Rows from a figure dataset
########################################

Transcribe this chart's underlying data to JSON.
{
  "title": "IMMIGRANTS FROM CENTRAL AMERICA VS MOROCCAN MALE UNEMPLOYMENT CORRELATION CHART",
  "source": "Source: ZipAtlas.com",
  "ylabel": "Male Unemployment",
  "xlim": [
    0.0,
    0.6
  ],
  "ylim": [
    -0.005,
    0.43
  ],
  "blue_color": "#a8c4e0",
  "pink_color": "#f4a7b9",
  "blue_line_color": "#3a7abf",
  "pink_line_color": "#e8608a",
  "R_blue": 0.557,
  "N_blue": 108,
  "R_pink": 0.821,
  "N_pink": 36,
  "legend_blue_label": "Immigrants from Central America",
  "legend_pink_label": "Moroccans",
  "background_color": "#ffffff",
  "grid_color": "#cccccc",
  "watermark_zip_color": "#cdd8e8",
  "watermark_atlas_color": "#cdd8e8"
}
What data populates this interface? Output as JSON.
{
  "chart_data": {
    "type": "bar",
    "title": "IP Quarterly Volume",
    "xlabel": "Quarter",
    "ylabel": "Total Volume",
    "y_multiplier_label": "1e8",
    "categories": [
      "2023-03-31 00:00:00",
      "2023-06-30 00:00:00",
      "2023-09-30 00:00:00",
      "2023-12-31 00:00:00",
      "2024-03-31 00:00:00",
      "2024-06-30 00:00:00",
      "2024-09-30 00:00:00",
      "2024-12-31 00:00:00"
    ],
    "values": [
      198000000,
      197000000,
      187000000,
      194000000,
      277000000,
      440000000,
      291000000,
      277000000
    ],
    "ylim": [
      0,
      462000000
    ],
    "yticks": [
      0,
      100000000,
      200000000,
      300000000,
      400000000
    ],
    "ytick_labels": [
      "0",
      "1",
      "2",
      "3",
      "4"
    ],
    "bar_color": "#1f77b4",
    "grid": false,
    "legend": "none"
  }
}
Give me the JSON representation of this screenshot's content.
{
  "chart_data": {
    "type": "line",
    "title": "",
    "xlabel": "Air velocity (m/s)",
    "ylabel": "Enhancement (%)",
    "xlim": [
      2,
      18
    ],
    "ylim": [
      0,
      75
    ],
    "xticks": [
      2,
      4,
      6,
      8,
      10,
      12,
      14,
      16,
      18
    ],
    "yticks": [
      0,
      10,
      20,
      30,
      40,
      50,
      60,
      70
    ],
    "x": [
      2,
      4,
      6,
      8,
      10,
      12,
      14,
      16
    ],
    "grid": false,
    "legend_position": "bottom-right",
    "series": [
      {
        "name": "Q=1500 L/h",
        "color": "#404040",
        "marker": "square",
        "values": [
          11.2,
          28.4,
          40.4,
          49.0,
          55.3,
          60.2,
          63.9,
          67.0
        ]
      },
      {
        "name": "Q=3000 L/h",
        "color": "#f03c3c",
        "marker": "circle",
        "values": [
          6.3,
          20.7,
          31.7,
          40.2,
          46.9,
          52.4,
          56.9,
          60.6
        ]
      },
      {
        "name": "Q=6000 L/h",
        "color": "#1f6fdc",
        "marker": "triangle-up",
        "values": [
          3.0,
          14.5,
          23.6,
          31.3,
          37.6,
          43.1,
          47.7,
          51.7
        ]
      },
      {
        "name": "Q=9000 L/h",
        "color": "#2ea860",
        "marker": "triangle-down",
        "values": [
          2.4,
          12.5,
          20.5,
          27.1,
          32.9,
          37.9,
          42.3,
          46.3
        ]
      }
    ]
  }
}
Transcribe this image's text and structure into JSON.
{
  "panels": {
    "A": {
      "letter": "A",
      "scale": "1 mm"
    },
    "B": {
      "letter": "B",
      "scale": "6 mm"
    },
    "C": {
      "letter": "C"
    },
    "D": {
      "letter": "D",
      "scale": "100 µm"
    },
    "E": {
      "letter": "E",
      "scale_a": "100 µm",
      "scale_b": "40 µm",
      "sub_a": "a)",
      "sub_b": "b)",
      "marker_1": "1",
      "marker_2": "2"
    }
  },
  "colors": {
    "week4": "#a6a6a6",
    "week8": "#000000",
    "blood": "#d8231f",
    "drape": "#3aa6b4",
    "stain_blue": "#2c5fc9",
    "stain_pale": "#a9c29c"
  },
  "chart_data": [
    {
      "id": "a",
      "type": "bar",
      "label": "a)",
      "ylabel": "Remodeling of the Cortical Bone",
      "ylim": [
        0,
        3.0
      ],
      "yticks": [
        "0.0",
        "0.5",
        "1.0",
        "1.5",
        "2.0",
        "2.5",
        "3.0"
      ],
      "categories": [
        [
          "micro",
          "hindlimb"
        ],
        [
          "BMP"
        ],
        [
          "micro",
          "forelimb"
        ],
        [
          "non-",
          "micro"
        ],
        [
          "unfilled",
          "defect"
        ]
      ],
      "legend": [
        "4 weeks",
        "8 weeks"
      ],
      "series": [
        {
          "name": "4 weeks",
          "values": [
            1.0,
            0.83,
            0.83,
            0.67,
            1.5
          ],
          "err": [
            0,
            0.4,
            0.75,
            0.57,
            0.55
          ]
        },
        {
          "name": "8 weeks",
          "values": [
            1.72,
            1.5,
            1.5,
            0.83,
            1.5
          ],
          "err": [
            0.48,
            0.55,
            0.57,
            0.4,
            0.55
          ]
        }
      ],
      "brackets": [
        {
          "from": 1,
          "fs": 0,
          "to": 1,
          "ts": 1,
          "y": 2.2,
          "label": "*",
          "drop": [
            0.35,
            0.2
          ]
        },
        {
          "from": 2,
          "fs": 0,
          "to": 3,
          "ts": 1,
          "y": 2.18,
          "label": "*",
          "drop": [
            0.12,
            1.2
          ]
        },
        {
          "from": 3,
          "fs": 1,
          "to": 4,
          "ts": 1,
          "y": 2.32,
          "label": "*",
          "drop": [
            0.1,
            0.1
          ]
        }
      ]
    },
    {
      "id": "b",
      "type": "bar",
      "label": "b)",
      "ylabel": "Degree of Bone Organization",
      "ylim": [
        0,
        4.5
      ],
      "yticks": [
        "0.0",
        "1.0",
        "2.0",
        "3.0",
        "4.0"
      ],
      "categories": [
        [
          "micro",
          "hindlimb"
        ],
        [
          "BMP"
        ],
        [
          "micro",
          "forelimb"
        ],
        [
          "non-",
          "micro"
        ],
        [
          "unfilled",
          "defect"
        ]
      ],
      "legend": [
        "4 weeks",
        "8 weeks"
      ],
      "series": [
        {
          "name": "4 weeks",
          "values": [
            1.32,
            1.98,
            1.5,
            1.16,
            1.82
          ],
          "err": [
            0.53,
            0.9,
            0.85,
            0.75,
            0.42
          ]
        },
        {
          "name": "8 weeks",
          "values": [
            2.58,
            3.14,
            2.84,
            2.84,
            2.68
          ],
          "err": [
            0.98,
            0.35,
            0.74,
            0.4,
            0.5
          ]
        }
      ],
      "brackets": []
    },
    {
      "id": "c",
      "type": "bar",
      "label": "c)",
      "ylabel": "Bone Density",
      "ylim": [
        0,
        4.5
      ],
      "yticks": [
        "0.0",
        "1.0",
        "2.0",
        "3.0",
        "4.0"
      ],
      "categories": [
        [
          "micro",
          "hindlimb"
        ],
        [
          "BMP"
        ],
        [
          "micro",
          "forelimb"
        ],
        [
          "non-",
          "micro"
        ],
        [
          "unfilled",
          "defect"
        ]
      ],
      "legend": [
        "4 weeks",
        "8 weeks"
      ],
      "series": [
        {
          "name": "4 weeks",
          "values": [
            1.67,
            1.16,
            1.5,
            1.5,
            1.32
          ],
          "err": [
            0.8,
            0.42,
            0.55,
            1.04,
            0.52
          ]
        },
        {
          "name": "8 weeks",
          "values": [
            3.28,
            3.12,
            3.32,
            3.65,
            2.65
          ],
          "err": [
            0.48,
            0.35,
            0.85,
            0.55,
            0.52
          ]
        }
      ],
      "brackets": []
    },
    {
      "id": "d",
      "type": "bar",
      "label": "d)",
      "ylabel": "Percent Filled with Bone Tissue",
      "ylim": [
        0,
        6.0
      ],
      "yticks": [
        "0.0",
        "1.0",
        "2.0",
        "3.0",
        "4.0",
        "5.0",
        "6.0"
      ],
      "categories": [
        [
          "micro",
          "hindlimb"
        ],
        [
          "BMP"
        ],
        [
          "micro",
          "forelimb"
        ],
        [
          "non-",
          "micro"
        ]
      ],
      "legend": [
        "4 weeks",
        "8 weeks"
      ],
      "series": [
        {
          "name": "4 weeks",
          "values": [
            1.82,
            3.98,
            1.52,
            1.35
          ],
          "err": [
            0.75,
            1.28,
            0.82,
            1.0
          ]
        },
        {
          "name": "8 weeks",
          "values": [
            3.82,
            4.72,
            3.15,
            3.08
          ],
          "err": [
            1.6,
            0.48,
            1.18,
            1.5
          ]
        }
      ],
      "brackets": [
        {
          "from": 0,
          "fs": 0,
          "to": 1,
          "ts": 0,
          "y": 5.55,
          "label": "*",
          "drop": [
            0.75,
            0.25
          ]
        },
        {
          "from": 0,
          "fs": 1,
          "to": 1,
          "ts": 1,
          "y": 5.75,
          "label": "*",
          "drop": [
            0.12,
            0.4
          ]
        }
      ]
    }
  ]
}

########################################

Gather and return every line that holds the string "Bone".

      "ylabel": "Remodeling of the Cortical Bone",
      "ylabel": "Degree of Bone Organization",
      "ylabel": "Bone Density",
      "ylabel": "Percent Filled with Bone Tissue",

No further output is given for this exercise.